[Dataset records]

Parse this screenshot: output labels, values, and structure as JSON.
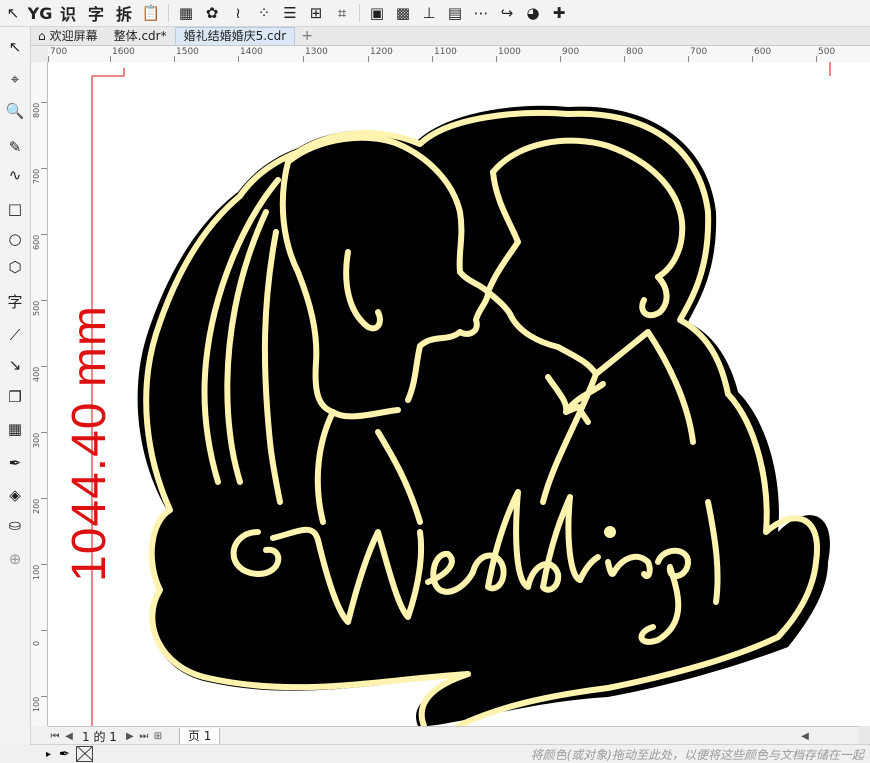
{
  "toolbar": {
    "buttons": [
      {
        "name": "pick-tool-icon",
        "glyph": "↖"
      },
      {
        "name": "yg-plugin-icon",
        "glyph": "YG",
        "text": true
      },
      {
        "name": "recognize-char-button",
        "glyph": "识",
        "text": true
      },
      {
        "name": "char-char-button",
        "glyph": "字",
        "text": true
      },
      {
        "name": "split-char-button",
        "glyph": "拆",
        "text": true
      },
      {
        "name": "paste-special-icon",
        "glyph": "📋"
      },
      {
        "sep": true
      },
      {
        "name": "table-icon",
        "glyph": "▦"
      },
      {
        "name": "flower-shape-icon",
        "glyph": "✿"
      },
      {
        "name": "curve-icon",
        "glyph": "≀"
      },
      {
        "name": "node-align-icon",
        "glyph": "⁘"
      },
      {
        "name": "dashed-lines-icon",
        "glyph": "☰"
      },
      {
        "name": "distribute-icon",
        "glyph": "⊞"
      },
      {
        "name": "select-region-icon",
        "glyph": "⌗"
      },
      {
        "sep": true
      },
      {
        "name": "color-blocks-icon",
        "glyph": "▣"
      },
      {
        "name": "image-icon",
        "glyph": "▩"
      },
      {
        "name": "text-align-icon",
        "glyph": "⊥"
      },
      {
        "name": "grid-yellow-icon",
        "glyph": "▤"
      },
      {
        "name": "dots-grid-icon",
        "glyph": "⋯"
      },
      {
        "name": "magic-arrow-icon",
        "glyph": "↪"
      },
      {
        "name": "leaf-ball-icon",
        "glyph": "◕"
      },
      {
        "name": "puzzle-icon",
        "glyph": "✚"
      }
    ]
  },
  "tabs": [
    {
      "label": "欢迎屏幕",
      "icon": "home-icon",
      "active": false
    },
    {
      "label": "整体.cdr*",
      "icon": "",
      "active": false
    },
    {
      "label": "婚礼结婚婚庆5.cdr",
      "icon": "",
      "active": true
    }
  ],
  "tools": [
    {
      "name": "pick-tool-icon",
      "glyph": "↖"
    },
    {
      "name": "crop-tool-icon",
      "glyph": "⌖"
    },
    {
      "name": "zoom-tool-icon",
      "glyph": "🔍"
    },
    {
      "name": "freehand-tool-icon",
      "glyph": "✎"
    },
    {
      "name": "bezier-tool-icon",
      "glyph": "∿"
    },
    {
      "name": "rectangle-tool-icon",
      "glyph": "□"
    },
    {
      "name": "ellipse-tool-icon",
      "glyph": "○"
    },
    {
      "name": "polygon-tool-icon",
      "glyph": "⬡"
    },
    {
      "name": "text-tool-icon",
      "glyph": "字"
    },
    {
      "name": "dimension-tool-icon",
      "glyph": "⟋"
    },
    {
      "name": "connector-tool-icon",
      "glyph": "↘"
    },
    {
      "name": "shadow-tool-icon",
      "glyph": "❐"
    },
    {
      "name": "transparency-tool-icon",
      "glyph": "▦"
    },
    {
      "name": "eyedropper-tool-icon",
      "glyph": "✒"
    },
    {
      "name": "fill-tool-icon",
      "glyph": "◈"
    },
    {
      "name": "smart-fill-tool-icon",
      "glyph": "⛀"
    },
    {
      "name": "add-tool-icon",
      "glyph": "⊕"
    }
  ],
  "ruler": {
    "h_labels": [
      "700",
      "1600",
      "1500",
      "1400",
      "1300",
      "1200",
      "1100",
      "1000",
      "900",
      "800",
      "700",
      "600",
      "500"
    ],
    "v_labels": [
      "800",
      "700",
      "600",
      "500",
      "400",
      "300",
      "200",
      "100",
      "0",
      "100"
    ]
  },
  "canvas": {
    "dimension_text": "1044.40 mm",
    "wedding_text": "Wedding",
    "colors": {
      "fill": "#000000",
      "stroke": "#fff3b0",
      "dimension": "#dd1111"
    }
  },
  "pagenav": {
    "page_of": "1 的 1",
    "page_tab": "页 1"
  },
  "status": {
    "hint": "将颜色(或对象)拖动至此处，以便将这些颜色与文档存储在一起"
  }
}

--

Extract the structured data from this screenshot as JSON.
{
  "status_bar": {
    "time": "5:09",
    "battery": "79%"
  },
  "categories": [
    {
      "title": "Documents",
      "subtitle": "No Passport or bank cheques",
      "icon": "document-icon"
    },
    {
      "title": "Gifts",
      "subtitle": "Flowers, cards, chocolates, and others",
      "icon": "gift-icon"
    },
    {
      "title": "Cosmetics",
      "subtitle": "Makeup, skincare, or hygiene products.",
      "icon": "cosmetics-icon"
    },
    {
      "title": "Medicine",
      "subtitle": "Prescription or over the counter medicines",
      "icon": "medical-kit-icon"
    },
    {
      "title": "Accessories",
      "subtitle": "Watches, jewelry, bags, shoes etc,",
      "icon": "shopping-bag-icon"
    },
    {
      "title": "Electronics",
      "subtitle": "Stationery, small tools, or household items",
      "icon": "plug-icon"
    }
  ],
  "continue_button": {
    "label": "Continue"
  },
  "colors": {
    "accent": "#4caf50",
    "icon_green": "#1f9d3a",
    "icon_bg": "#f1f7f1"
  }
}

◆ Given exercise:
Copy out all lines from the material above that contain the string "pick".

◆ The answer:
        "name": "pick-tool-icon",
      "name": "pick-tool-icon",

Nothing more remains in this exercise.